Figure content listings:
-- Start --

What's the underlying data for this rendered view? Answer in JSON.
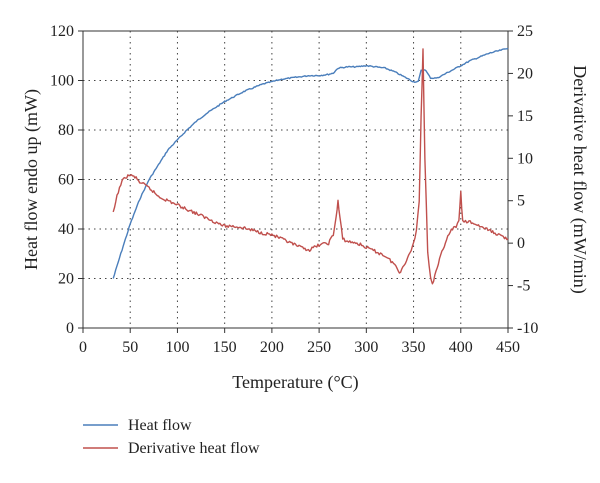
{
  "chart_data": {
    "type": "line",
    "title": "",
    "xlabel": "Temperature (°C)",
    "ylabel": "Heat flow endo up (mW)",
    "y2label": "Derivative heat flow (mW/min)",
    "xlim": [
      0,
      450
    ],
    "ylim": [
      0,
      120
    ],
    "y2lim": [
      -10,
      25
    ],
    "xticks": [
      0,
      50,
      100,
      150,
      200,
      250,
      300,
      350,
      400,
      450
    ],
    "yticks": [
      0,
      20,
      40,
      60,
      80,
      100,
      120
    ],
    "y2ticks": [
      -10,
      -5,
      0,
      5,
      10,
      15,
      20,
      25
    ],
    "grid": "dotted",
    "legend_position": "bottom-left",
    "series": [
      {
        "name": "Heat flow",
        "axis": "left",
        "color": "#4a7ebb",
        "x": [
          32,
          40,
          50,
          60,
          70,
          80,
          90,
          100,
          110,
          120,
          130,
          140,
          150,
          160,
          170,
          180,
          190,
          200,
          210,
          220,
          230,
          240,
          250,
          260,
          265,
          270,
          280,
          290,
          300,
          310,
          320,
          330,
          340,
          350,
          355,
          358,
          362,
          368,
          375,
          380,
          390,
          400,
          410,
          420,
          430,
          440,
          450
        ],
        "y": [
          20,
          30,
          42,
          52,
          60,
          66,
          72,
          76,
          80,
          83.5,
          86.5,
          89,
          91.5,
          93.5,
          95.5,
          97,
          98.5,
          99.5,
          100.5,
          101,
          101.5,
          102,
          102,
          102.5,
          103,
          105,
          105.5,
          105.5,
          106,
          105.5,
          105,
          103.5,
          101.5,
          99.5,
          99.5,
          104,
          104.5,
          101,
          101,
          102,
          104,
          106,
          108,
          109.5,
          111,
          112,
          113
        ]
      },
      {
        "name": "Derivative heat flow",
        "axis": "right",
        "color": "#c0504d",
        "x": [
          32,
          36,
          40,
          45,
          50,
          55,
          60,
          70,
          80,
          90,
          100,
          110,
          120,
          130,
          140,
          150,
          160,
          170,
          180,
          190,
          200,
          210,
          220,
          230,
          240,
          250,
          260,
          265,
          268,
          270,
          272,
          275,
          280,
          290,
          300,
          310,
          320,
          330,
          335,
          340,
          345,
          350,
          353,
          356,
          358,
          360,
          362,
          365,
          368,
          370,
          375,
          380,
          385,
          390,
          395,
          398,
          400,
          402,
          405,
          410,
          420,
          430,
          440,
          450
        ],
        "y": [
          3.5,
          5.5,
          7,
          7.8,
          8,
          7.8,
          7.2,
          6.5,
          5.5,
          5,
          4.5,
          4,
          3.5,
          3,
          2.5,
          2,
          2,
          1.8,
          1.5,
          1.2,
          1,
          0.5,
          0,
          -0.5,
          -0.8,
          -0.2,
          0,
          1,
          3,
          5,
          3,
          0.5,
          0.2,
          0,
          -0.5,
          -1,
          -1.5,
          -2.5,
          -3.5,
          -2.5,
          -1.5,
          0,
          1.5,
          5,
          15,
          23,
          10,
          -1,
          -4,
          -4.8,
          -3,
          -1,
          0.5,
          1.5,
          2,
          2.5,
          6,
          2.5,
          2.5,
          2.5,
          2,
          1.5,
          1,
          0.5
        ]
      }
    ]
  }
}
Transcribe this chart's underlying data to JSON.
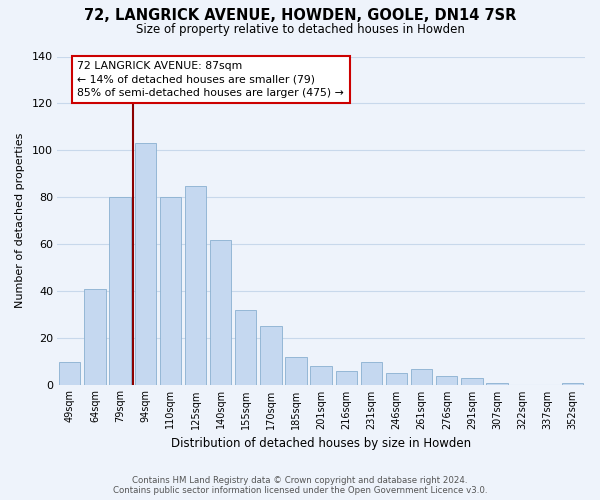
{
  "title": "72, LANGRICK AVENUE, HOWDEN, GOOLE, DN14 7SR",
  "subtitle": "Size of property relative to detached houses in Howden",
  "xlabel": "Distribution of detached houses by size in Howden",
  "ylabel": "Number of detached properties",
  "categories": [
    "49sqm",
    "64sqm",
    "79sqm",
    "94sqm",
    "110sqm",
    "125sqm",
    "140sqm",
    "155sqm",
    "170sqm",
    "185sqm",
    "201sqm",
    "216sqm",
    "231sqm",
    "246sqm",
    "261sqm",
    "276sqm",
    "291sqm",
    "307sqm",
    "322sqm",
    "337sqm",
    "352sqm"
  ],
  "values": [
    10,
    41,
    80,
    103,
    80,
    85,
    62,
    32,
    25,
    12,
    8,
    6,
    10,
    5,
    7,
    4,
    3,
    1,
    0,
    0,
    1
  ],
  "bar_color": "#c5d8f0",
  "bar_edge_color": "#8ab0d0",
  "vline_color": "#8b0000",
  "vline_x": 2.5,
  "ylim": [
    0,
    140
  ],
  "yticks": [
    0,
    20,
    40,
    60,
    80,
    100,
    120,
    140
  ],
  "annotation_title": "72 LANGRICK AVENUE: 87sqm",
  "annotation_line1": "← 14% of detached houses are smaller (79)",
  "annotation_line2": "85% of semi-detached houses are larger (475) →",
  "annotation_box_color": "#ffffff",
  "annotation_box_edge": "#cc0000",
  "footer_line1": "Contains HM Land Registry data © Crown copyright and database right 2024.",
  "footer_line2": "Contains public sector information licensed under the Open Government Licence v3.0.",
  "background_color": "#eef3fb",
  "grid_color": "#c8d8eb"
}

-- End --

* PROBLEM:
Would you return the data exactly as written, without the pictures?

* EXERCISE OUTPUT:
What's the underlying data for this rendered view? Answer in JSON.
{
  "chart_data": {
    "type": "line",
    "title": "",
    "xlabel": "Temperature (°C)",
    "ylabel": "Heat flow endo up (mW)",
    "y2label": "Derivative heat flow (mW/min)",
    "xlim": [
      0,
      450
    ],
    "ylim": [
      0,
      120
    ],
    "y2lim": [
      -10,
      25
    ],
    "xticks": [
      0,
      50,
      100,
      150,
      200,
      250,
      300,
      350,
      400,
      450
    ],
    "yticks": [
      0,
      20,
      40,
      60,
      80,
      100,
      120
    ],
    "y2ticks": [
      -10,
      -5,
      0,
      5,
      10,
      15,
      20,
      25
    ],
    "grid": "dotted",
    "legend_position": "bottom-left",
    "series": [
      {
        "name": "Heat flow",
        "axis": "left",
        "color": "#4a7ebb",
        "x": [
          32,
          40,
          50,
          60,
          70,
          80,
          90,
          100,
          110,
          120,
          130,
          140,
          150,
          160,
          170,
          180,
          190,
          200,
          210,
          220,
          230,
          240,
          250,
          260,
          265,
          270,
          280,
          290,
          300,
          310,
          320,
          330,
          340,
          350,
          355,
          358,
          362,
          368,
          375,
          380,
          390,
          400,
          410,
          420,
          430,
          440,
          450
        ],
        "y": [
          20,
          30,
          42,
          52,
          60,
          66,
          72,
          76,
          80,
          83.5,
          86.5,
          89,
          91.5,
          93.5,
          95.5,
          97,
          98.5,
          99.5,
          100.5,
          101,
          101.5,
          102,
          102,
          102.5,
          103,
          105,
          105.5,
          105.5,
          106,
          105.5,
          105,
          103.5,
          101.5,
          99.5,
          99.5,
          104,
          104.5,
          101,
          101,
          102,
          104,
          106,
          108,
          109.5,
          111,
          112,
          113
        ]
      },
      {
        "name": "Derivative heat flow",
        "axis": "right",
        "color": "#c0504d",
        "x": [
          32,
          36,
          40,
          45,
          50,
          55,
          60,
          70,
          80,
          90,
          100,
          110,
          120,
          130,
          140,
          150,
          160,
          170,
          180,
          190,
          200,
          210,
          220,
          230,
          240,
          250,
          260,
          265,
          268,
          270,
          272,
          275,
          280,
          290,
          300,
          310,
          320,
          330,
          335,
          340,
          345,
          350,
          353,
          356,
          358,
          360,
          362,
          365,
          368,
          370,
          375,
          380,
          385,
          390,
          395,
          398,
          400,
          402,
          405,
          410,
          420,
          430,
          440,
          450
        ],
        "y": [
          3.5,
          5.5,
          7,
          7.8,
          8,
          7.8,
          7.2,
          6.5,
          5.5,
          5,
          4.5,
          4,
          3.5,
          3,
          2.5,
          2,
          2,
          1.8,
          1.5,
          1.2,
          1,
          0.5,
          0,
          -0.5,
          -0.8,
          -0.2,
          0,
          1,
          3,
          5,
          3,
          0.5,
          0.2,
          0,
          -0.5,
          -1,
          -1.5,
          -2.5,
          -3.5,
          -2.5,
          -1.5,
          0,
          1.5,
          5,
          15,
          23,
          10,
          -1,
          -4,
          -4.8,
          -3,
          -1,
          0.5,
          1.5,
          2,
          2.5,
          6,
          2.5,
          2.5,
          2.5,
          2,
          1.5,
          1,
          0.5
        ]
      }
    ]
  }
}
Transcribe this chart's underlying data to JSON.
{
  "title": "72, LANGRICK AVENUE, HOWDEN, GOOLE, DN14 7SR",
  "subtitle": "Size of property relative to detached houses in Howden",
  "xlabel": "Distribution of detached houses by size in Howden",
  "ylabel": "Number of detached properties",
  "categories": [
    "49sqm",
    "64sqm",
    "79sqm",
    "94sqm",
    "110sqm",
    "125sqm",
    "140sqm",
    "155sqm",
    "170sqm",
    "185sqm",
    "201sqm",
    "216sqm",
    "231sqm",
    "246sqm",
    "261sqm",
    "276sqm",
    "291sqm",
    "307sqm",
    "322sqm",
    "337sqm",
    "352sqm"
  ],
  "values": [
    10,
    41,
    80,
    103,
    80,
    85,
    62,
    32,
    25,
    12,
    8,
    6,
    10,
    5,
    7,
    4,
    3,
    1,
    0,
    0,
    1
  ],
  "bar_color": "#c5d8f0",
  "bar_edge_color": "#8ab0d0",
  "vline_color": "#8b0000",
  "vline_x": 2.5,
  "ylim": [
    0,
    140
  ],
  "yticks": [
    0,
    20,
    40,
    60,
    80,
    100,
    120,
    140
  ],
  "annotation_title": "72 LANGRICK AVENUE: 87sqm",
  "annotation_line1": "← 14% of detached houses are smaller (79)",
  "annotation_line2": "85% of semi-detached houses are larger (475) →",
  "annotation_box_color": "#ffffff",
  "annotation_box_edge": "#cc0000",
  "footer_line1": "Contains HM Land Registry data © Crown copyright and database right 2024.",
  "footer_line2": "Contains public sector information licensed under the Open Government Licence v3.0.",
  "background_color": "#eef3fb",
  "grid_color": "#c8d8eb"
}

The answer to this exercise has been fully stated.